▶ **Task**: Check each line of the material below, and copy it if it holds the string "Gurgaon".

------ Extracted records

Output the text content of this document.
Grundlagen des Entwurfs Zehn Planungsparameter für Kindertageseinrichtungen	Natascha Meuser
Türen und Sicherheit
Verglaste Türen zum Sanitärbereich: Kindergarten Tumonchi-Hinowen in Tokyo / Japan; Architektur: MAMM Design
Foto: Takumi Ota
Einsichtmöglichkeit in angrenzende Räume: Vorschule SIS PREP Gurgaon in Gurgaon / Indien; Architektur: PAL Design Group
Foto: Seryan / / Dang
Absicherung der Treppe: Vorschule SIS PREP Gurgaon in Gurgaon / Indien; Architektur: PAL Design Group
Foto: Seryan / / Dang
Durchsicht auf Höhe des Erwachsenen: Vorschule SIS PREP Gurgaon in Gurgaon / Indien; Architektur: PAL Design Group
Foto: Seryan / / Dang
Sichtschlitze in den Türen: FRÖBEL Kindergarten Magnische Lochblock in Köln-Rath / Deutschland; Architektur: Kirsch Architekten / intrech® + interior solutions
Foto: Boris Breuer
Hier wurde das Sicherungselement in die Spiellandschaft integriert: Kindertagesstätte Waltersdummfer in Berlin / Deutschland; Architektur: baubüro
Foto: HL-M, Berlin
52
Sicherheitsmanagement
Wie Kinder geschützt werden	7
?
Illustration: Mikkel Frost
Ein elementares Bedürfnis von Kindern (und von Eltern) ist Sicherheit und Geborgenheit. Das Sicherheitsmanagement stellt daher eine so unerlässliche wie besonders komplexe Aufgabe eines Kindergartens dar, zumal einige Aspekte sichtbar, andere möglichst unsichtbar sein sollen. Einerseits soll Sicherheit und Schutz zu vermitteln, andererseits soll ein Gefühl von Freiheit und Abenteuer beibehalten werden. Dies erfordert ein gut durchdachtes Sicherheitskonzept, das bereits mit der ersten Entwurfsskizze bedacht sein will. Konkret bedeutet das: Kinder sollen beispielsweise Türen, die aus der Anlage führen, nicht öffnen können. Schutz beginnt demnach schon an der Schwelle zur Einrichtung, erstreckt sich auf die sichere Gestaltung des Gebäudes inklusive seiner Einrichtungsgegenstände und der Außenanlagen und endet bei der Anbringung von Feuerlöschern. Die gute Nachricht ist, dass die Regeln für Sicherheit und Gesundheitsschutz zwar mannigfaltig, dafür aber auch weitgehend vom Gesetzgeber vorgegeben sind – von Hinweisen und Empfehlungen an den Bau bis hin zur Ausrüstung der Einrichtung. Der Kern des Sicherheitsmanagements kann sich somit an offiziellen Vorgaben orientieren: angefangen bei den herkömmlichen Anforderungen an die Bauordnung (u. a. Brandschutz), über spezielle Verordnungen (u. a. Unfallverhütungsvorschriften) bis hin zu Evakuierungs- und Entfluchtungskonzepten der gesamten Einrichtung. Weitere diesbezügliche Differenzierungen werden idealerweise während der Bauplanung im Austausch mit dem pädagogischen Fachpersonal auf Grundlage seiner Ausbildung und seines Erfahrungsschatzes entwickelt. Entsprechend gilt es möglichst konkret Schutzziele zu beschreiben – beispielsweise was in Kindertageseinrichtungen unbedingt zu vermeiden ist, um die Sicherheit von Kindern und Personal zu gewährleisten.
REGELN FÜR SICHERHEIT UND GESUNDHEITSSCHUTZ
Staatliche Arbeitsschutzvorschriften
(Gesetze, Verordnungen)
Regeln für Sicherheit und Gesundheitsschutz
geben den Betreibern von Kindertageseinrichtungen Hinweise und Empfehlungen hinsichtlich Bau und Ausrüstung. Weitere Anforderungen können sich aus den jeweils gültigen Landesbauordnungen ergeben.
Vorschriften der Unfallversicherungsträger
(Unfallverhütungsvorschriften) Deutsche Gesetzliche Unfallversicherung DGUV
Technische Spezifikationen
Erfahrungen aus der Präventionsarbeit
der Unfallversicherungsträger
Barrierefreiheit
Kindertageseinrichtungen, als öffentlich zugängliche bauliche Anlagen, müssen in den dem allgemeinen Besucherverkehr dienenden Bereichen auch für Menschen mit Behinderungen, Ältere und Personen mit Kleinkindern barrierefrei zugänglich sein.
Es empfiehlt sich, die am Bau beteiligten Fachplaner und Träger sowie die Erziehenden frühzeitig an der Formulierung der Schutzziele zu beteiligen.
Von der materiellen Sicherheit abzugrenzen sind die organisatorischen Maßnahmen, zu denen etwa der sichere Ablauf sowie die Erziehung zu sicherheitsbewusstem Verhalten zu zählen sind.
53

------------

▶ **Response for this exercise**:
Einsichtmöglichkeit in angrenzende Räume: Vorschule SIS PREP Gurgaon in Gurgaon / Indien; Architektur: PAL Design Group
Absicherung der Treppe: Vorschule SIS PREP Gurgaon in Gurgaon / Indien; Architektur: PAL Design Group
Durchsicht auf Höhe des Erwachsenen: Vorschule SIS PREP Gurgaon in Gurgaon / Indien; Architektur: PAL Design Group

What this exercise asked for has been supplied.